EXERCISE DIRECTIONS
Search the records for "this". Copy every line where it appears.

DATASET RECORDS
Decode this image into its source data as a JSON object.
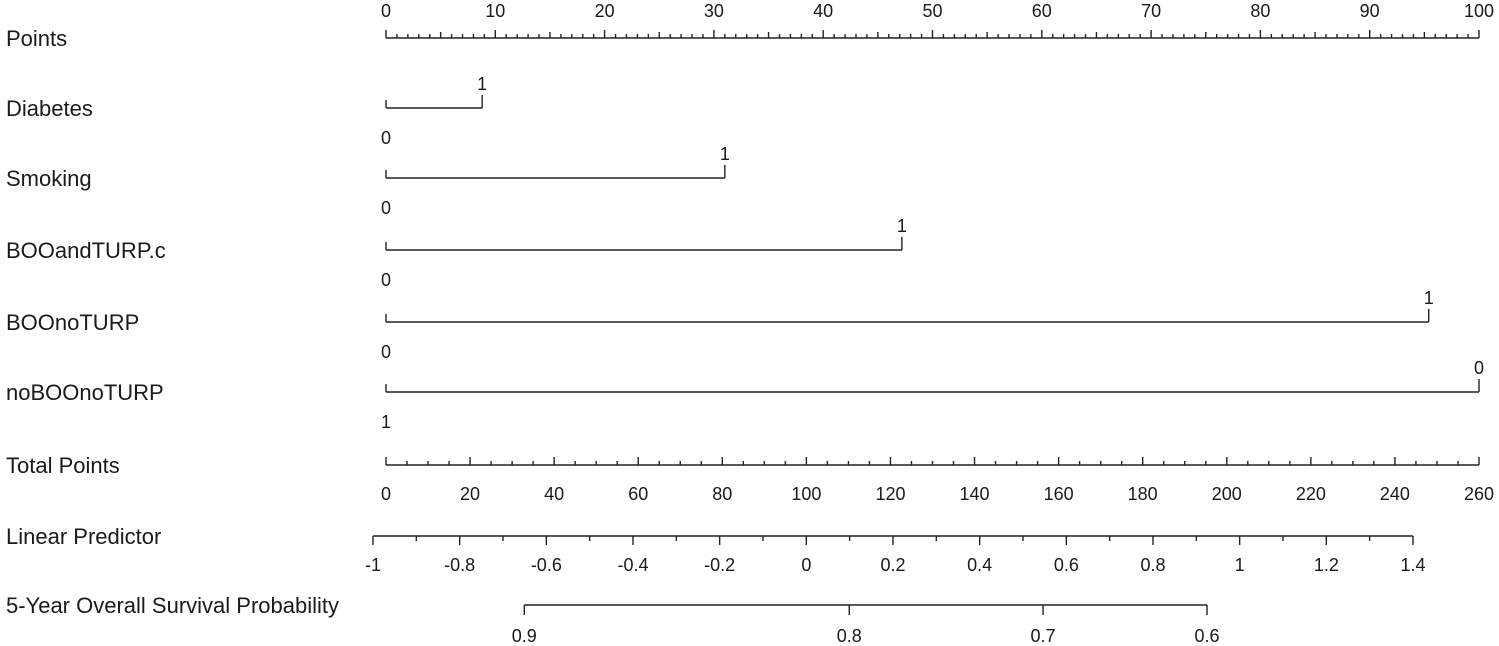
{
  "chart_data": {
    "type": "nomogram",
    "points_scale": {
      "label": "Points",
      "range": [
        0,
        100
      ],
      "tick_labels": [
        "0",
        "10",
        "20",
        "30",
        "40",
        "50",
        "60",
        "70",
        "80",
        "90",
        "100"
      ]
    },
    "predictors": [
      {
        "label": "Diabetes",
        "levels": [
          {
            "value": "0",
            "points": 0
          },
          {
            "value": "1",
            "points": 8.8
          }
        ]
      },
      {
        "label": "Smoking",
        "levels": [
          {
            "value": "0",
            "points": 0
          },
          {
            "value": "1",
            "points": 31
          }
        ]
      },
      {
        "label": "BOOandTURP.c",
        "levels": [
          {
            "value": "0",
            "points": 0
          },
          {
            "value": "1",
            "points": 47.2
          }
        ]
      },
      {
        "label": "BOOnoTURP",
        "levels": [
          {
            "value": "0",
            "points": 0
          },
          {
            "value": "1",
            "points": 95.4
          }
        ]
      },
      {
        "label": "noBOOnoTURP",
        "levels": [
          {
            "value": "1",
            "points": 0
          },
          {
            "value": "0",
            "points": 100
          }
        ]
      }
    ],
    "total_points": {
      "label": "Total Points",
      "range": [
        0,
        260
      ],
      "tick_labels": [
        "0",
        "20",
        "40",
        "60",
        "80",
        "100",
        "120",
        "140",
        "160",
        "180",
        "200",
        "220",
        "240",
        "260"
      ]
    },
    "linear_predictor": {
      "label": "Linear Predictor",
      "tick_values": [
        -1,
        -0.8,
        -0.6,
        -0.4,
        -0.2,
        0,
        0.2,
        0.4,
        0.6,
        0.8,
        1,
        1.2,
        1.4
      ],
      "tick_labels": [
        "-1",
        "-0.8",
        "-0.6",
        "-0.4",
        "-0.2",
        "0",
        "0.2",
        "0.4",
        "0.6",
        "0.8",
        "1",
        "1.2",
        "1.4"
      ],
      "total_points_at": [
        -3.4,
        257.3
      ]
    },
    "survival": {
      "label": "5-Year Overall Survival Probability",
      "tick_labels": [
        "0.9",
        "0.8",
        "0.7",
        "0.6"
      ],
      "tick_values": [
        0.9,
        0.8,
        0.7,
        0.6
      ],
      "total_points_at": [
        32.9,
        110.2,
        156.3,
        195.3
      ]
    }
  }
}
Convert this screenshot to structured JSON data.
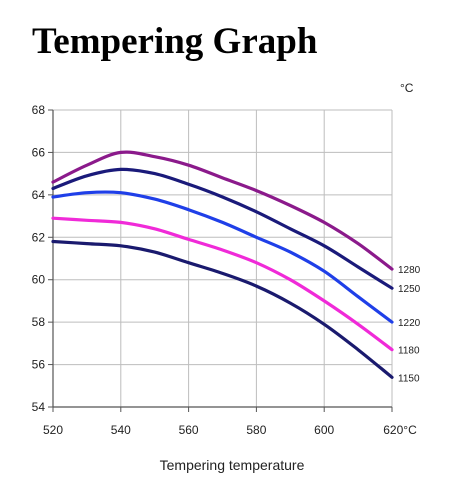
{
  "title": "Tempering Graph",
  "chart_data": {
    "type": "line",
    "xlabel": "Tempering temperature",
    "unit_top": "°C",
    "x_unit_suffix": "°C",
    "xlim": [
      520,
      620
    ],
    "ylim": [
      54,
      68
    ],
    "xticks": [
      520,
      540,
      560,
      580,
      600,
      620
    ],
    "yticks": [
      54,
      56,
      58,
      60,
      62,
      64,
      66,
      68
    ],
    "grid": true,
    "series": [
      {
        "name": "1280",
        "color": "#8b1a8b",
        "x": [
          520,
          530,
          540,
          550,
          560,
          570,
          580,
          590,
          600,
          610,
          620
        ],
        "y": [
          64.6,
          65.4,
          66.0,
          65.8,
          65.4,
          64.8,
          64.2,
          63.5,
          62.7,
          61.7,
          60.5
        ]
      },
      {
        "name": "1250",
        "color": "#1a1a7a",
        "x": [
          520,
          530,
          540,
          550,
          560,
          570,
          580,
          590,
          600,
          610,
          620
        ],
        "y": [
          64.3,
          64.9,
          65.2,
          65.0,
          64.5,
          63.9,
          63.2,
          62.4,
          61.6,
          60.6,
          59.6
        ]
      },
      {
        "name": "1220",
        "color": "#1f3fe8",
        "x": [
          520,
          530,
          540,
          550,
          560,
          570,
          580,
          590,
          600,
          610,
          620
        ],
        "y": [
          63.9,
          64.1,
          64.1,
          63.8,
          63.3,
          62.7,
          62.0,
          61.3,
          60.4,
          59.2,
          58.0
        ]
      },
      {
        "name": "1180",
        "color": "#f02ad8",
        "x": [
          520,
          530,
          540,
          550,
          560,
          570,
          580,
          590,
          600,
          610,
          620
        ],
        "y": [
          62.9,
          62.8,
          62.7,
          62.4,
          61.9,
          61.4,
          60.8,
          60.0,
          59.0,
          57.9,
          56.7
        ]
      },
      {
        "name": "1150",
        "color": "#1a1a6e",
        "x": [
          520,
          530,
          540,
          550,
          560,
          570,
          580,
          590,
          600,
          610,
          620
        ],
        "y": [
          61.8,
          61.7,
          61.6,
          61.3,
          60.8,
          60.3,
          59.7,
          58.9,
          57.9,
          56.7,
          55.4
        ]
      }
    ]
  }
}
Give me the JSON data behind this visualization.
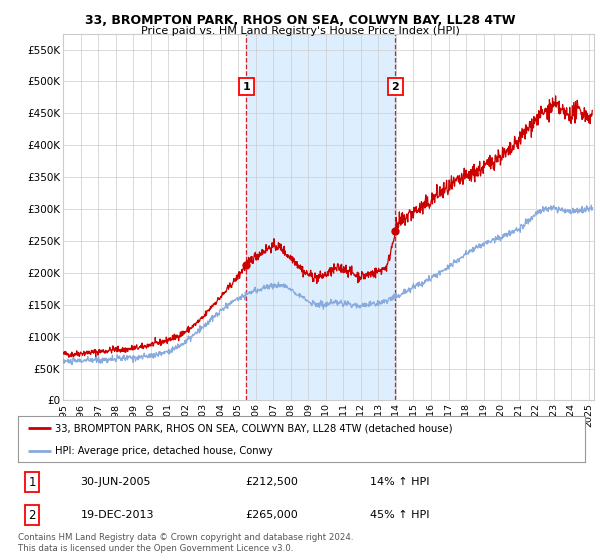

OUTPUT
Decode this image into its source data as a JSON object.
Convert this screenshot to structured JSON data.
Give me the JSON data behind this visualization.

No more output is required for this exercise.